Every line below is to be quoted exactly, with nothing added or dropped.
==== MATERIAL SUPPLIED
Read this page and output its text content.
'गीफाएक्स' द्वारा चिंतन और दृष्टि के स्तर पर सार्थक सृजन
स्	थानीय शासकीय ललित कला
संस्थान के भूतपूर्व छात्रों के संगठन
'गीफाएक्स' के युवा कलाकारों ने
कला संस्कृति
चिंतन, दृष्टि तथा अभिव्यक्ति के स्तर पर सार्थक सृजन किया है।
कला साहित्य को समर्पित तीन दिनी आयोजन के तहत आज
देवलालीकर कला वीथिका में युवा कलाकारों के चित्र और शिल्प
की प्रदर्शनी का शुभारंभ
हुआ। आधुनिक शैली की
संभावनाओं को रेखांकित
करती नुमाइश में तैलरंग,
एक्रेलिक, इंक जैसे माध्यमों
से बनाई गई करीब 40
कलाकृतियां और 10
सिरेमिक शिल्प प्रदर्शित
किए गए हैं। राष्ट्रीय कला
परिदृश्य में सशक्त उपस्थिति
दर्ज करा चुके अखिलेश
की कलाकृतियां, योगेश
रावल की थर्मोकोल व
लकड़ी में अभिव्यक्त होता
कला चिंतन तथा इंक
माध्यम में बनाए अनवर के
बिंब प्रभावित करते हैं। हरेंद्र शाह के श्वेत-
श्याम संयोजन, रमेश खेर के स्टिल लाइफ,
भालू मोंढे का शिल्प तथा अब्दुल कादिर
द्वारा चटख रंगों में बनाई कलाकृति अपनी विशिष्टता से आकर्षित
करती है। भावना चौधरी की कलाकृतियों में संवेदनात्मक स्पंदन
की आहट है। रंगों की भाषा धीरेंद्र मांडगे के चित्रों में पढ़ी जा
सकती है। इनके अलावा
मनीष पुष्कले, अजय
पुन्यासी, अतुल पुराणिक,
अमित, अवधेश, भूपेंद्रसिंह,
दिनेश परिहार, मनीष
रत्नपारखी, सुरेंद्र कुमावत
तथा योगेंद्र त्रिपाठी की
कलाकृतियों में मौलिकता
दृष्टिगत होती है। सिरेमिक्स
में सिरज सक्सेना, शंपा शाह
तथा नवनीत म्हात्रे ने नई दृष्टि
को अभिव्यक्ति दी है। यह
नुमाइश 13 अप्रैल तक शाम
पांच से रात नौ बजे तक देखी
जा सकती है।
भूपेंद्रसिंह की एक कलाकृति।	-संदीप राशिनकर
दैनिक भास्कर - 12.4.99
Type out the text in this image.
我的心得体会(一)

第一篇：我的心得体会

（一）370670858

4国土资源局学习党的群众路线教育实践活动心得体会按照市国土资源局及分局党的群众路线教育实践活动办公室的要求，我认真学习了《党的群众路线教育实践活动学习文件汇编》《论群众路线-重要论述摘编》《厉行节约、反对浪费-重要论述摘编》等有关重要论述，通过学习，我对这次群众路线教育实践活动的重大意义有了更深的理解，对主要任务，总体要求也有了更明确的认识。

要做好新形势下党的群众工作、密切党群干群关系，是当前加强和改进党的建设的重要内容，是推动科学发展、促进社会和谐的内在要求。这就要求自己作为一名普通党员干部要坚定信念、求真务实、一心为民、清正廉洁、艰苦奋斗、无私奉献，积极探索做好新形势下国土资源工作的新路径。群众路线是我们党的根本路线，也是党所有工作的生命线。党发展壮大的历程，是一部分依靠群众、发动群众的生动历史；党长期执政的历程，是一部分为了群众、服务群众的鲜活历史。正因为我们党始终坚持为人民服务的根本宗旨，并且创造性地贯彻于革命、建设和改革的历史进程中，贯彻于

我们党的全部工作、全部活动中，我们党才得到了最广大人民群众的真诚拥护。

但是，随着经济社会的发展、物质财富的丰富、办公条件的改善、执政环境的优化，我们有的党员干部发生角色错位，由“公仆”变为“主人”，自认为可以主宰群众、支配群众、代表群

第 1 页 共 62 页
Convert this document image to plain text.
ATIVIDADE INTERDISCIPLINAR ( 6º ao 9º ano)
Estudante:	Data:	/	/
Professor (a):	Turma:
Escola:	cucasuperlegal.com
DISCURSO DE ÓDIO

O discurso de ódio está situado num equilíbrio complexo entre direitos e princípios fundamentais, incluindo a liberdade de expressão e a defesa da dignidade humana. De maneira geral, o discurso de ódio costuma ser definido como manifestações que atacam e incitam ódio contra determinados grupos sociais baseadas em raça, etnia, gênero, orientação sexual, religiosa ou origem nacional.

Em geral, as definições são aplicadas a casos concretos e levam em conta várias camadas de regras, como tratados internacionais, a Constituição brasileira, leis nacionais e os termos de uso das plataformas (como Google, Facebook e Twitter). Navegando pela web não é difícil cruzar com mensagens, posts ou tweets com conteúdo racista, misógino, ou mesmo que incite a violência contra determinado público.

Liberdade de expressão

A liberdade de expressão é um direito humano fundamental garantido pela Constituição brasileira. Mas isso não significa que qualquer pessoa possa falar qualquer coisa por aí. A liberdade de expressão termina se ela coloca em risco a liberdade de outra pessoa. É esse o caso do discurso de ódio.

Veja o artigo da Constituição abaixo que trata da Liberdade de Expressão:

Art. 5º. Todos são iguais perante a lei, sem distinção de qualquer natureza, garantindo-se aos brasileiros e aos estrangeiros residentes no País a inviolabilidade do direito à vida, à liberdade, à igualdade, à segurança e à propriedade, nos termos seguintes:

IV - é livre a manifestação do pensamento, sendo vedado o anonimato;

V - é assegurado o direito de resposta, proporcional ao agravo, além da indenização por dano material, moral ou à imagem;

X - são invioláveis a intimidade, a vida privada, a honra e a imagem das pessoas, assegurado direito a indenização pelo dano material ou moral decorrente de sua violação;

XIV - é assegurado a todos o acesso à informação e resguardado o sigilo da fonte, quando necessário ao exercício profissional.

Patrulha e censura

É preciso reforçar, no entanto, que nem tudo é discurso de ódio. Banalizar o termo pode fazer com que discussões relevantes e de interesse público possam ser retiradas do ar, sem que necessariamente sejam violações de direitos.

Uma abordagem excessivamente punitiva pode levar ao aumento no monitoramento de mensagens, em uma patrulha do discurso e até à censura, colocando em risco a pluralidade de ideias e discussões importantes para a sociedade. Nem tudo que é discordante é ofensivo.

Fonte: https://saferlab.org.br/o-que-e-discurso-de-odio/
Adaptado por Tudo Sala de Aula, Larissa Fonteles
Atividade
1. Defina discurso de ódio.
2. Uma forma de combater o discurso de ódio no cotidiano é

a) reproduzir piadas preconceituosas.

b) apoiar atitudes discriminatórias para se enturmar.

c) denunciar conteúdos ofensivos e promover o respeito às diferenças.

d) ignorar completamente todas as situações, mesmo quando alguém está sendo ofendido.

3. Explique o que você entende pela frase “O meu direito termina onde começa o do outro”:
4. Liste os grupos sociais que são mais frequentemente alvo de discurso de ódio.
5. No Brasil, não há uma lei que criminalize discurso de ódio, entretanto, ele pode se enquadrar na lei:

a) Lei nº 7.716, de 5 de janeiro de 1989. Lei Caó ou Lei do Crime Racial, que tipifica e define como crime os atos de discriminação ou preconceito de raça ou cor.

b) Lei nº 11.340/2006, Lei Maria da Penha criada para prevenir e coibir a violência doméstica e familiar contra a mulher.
========
__TASK RESULT__.
Read this page and output its text content.
'गीफाएक्स' द्वारा चिंतन और दृष्टि के स्तर पर सार्थक सृजन
स्	थानीय शासकीय ललित कला
संस्थान के भूतपूर्व छात्रों के संगठन
'गीफाएक्स' के युवा कलाकारों ने
कला संस्कृति
चिंतन, दृष्टि तथा अभिव्यक्ति के स्तर पर सार्थक सृजन किया है।
कला साहित्य को समर्पित तीन दिनी आयोजन के तहत आज
देवलालीकर कला वीथिका में युवा कलाकारों के चित्र और शिल्प
की प्रदर्शनी का शुभारंभ
हुआ। आधुनिक शैली की
संभावनाओं को रेखांकित
करती नुमाइश में तैलरंग,
एक्रेलिक, इंक जैसे माध्यमों
से बनाई गई करीब 40
कलाकृतियां और 10
सिरेमिक शिल्प प्रदर्शित
किए गए हैं। राष्ट्रीय कला
परिदृश्य में सशक्त उपस्थिति
दर्ज करा चुके अखिलेश
की कलाकृतियां, योगेश
रावल की थर्मोकोल व
लकड़ी में अभिव्यक्त होता
कला चिंतन तथा इंक
माध्यम में बनाए अनवर के
बिंब प्रभावित करते हैं। हरेंद्र शाह के श्वेत-
श्याम संयोजन, रमेश खेर के स्टिल लाइफ,
भालू मोंढे का शिल्प तथा अब्दुल कादिर
द्वारा चटख रंगों में बनाई कलाकृति अपनी विशिष्टता से आकर्षित
करती है। भावना चौधरी की कलाकृतियों में संवेदनात्मक स्पंदन
की आहट है। रंगों की भाषा धीरेंद्र मांडगे के चित्रों में पढ़ी जा
सकती है। इनके अलावा
मनीष पुष्कले, अजय
पुन्यासी, अतुल पुराणिक,
अमित, अवधेश, भूपेंद्रसिंह,
दिनेश परिहार, मनीष
रत्नपारखी, सुरेंद्र कुमावत
तथा योगेंद्र त्रिपाठी की
कलाकृतियों में मौलिकता
दृष्टिगत होती है। सिरेमिक्स
में सिरज सक्सेना, शंपा शाह
तथा नवनीत म्हात्रे ने नई दृष्टि
को अभिव्यक्ति दी है। यह
नुमाइश 13 अप्रैल तक शाम
पांच से रात नौ बजे तक देखी
जा सकती है।
भूपेंद्रसिंह की एक कलाकृति।	-संदीप राशिनकर
दैनिक भास्कर - 12.4.99
Type out the text in this image.
我的心得体会(一)

第一篇：我的心得体会

（一）370670858

4国土资源局学习党的群众路线教育实践活动心得体会按照市国土资源局及分局党的群众路线教育实践活动办公室的要求，我认真学习了《党的群众路线教育实践活动学习文件汇编》《论群众路线-重要论述摘编》《厉行节约、反对浪费-重要论述摘编》等有关重要论述，通过学习，我对这次群众路线教育实践活动的重大意义有了更深的理解，对主要任务，总体要求也有了更明确的认识。

要做好新形势下党的群众工作、密切党群干群关系，是当前加强和改进党的建设的重要内容，是推动科学发展、促进社会和谐的内在要求。这就要求自己作为一名普通党员干部要坚定信念、求真务实、一心为民、清正廉洁、艰苦奋斗、无私奉献，积极探索做好新形势下国土资源工作的新路径。群众路线是我们党的根本路线，也是党所有工作的生命线。党发展壮大的历程，是一部分依靠群众、发动群众的生动历史；党长期执政的历程，是一部分为了群众、服务群众的鲜活历史。正因为我们党始终坚持为人民服务的根本宗旨，并且创造性地贯彻于革命、建设和改革的历史进程中，贯彻于

我们党的全部工作、全部活动中，我们党才得到了最广大人民群众的真诚拥护。

但是，随着经济社会的发展、物质财富的丰富、办公条件的改善、执政环境的优化，我们有的党员干部发生角色错位，由“公仆”变为“主人”，自认为可以主宰群众、支配群众、代表群

第 1 页 共 62 页
Convert this document image to plain text.
ATIVIDADE INTERDISCIPLINAR ( 6º ao 9º ano)
Estudante:	Data:	/	/
Professor (a):	Turma:
Escola:	cucasuperlegal.com
DISCURSO DE ÓDIO

O discurso de ódio está situado num equilíbrio complexo entre direitos e princípios fundamentais, incluindo a liberdade de expressão e a defesa da dignidade humana. De maneira geral, o discurso de ódio costuma ser definido como manifestações que atacam e incitam ódio contra determinados grupos sociais baseadas em raça, etnia, gênero, orientação sexual, religiosa ou origem nacional.

Em geral, as definições são aplicadas a casos concretos e levam em conta várias camadas de regras, como tratados internacionais, a Constituição brasileira, leis nacionais e os termos de uso das plataformas (como Google, Facebook e Twitter). Navegando pela web não é difícil cruzar com mensagens, posts ou tweets com conteúdo racista, misógino, ou mesmo que incite a violência contra determinado público.

Liberdade de expressão

A liberdade de expressão é um direito humano fundamental garantido pela Constituição brasileira. Mas isso não significa que qualquer pessoa possa falar qualquer coisa por aí. A liberdade de expressão termina se ela coloca em risco a liberdade de outra pessoa. É esse o caso do discurso de ódio.

Veja o artigo da Constituição abaixo que trata da Liberdade de Expressão:

Art. 5º. Todos são iguais perante a lei, sem distinção de qualquer natureza, garantindo-se aos brasileiros e aos estrangeiros residentes no País a inviolabilidade do direito à vida, à liberdade, à igualdade, à segurança e à propriedade, nos termos seguintes:

IV - é livre a manifestação do pensamento, sendo vedado o anonimato;

V - é assegurado o direito de resposta, proporcional ao agravo, além da indenização por dano material, moral ou à imagem;

X - são invioláveis a intimidade, a vida privada, a honra e a imagem das pessoas, assegurado direito a indenização pelo dano material ou moral decorrente de sua violação;

XIV - é assegurado a todos o acesso à informação e resguardado o sigilo da fonte, quando necessário ao exercício profissional.

Patrulha e censura

É preciso reforçar, no entanto, que nem tudo é discurso de ódio. Banalizar o termo pode fazer com que discussões relevantes e de interesse público possam ser retiradas do ar, sem que necessariamente sejam violações de direitos.

Uma abordagem excessivamente punitiva pode levar ao aumento no monitoramento de mensagens, em uma patrulha do discurso e até à censura, colocando em risco a pluralidade de ideias e discussões importantes para a sociedade. Nem tudo que é discordante é ofensivo.

Fonte: https://saferlab.org.br/o-que-e-discurso-de-odio/
Adaptado por Tudo Sala de Aula, Larissa Fonteles
Atividade
1. Defina discurso de ódio.
2. Uma forma de combater o discurso de ódio no cotidiano é

a) reproduzir piadas preconceituosas.

b) apoiar atitudes discriminatórias para se enturmar.

c) denunciar conteúdos ofensivos e promover o respeito às diferenças.

d) ignorar completamente todas as situações, mesmo quando alguém está sendo ofendido.

3. Explique o que você entende pela frase “O meu direito termina onde começa o do outro”:
4. Liste os grupos sociais que são mais frequentemente alvo de discurso de ódio.
5. No Brasil, não há uma lei que criminalize discurso de ódio, entretanto, ele pode se enquadrar na lei:

a) Lei nº 7.716, de 5 de janeiro de 1989. Lei Caó ou Lei do Crime Racial, que tipifica e define como crime os atos de discriminação ou preconceito de raça ou cor.

b) Lei nº 11.340/2006, Lei Maria da Penha criada para prevenir e coibir a violência doméstica e familiar contra a mulher.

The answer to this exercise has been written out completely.